Data for this task →
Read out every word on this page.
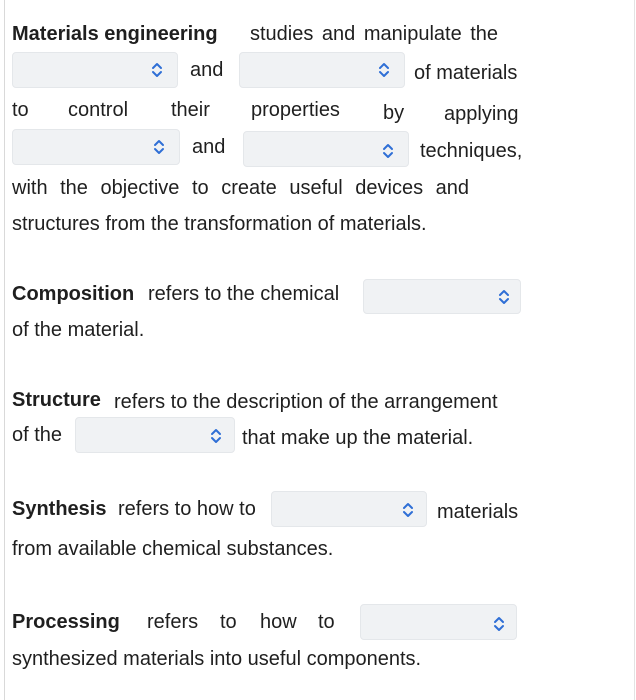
Materials engineering studies and manipulate the
and	of materials
to control their properties by applying
and	techniques,
with the objective to create useful devices and
structures from the transformation of materials.
Composition refers to the chemical
of the material.
Structure refers to the description of the arrangement
of the	that make up the material.
Synthesis refers to how to	materials
from available chemical substances.
Processing refers to how to
synthesized materials into useful components.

Work to do → In the records above, locate the lines holding the word "refers". Copy each of them.

Finished exercise →
Composition refers to the chemical
Structure refers to the description of the arrangement
Synthesis refers to how to	materials
Processing refers to how to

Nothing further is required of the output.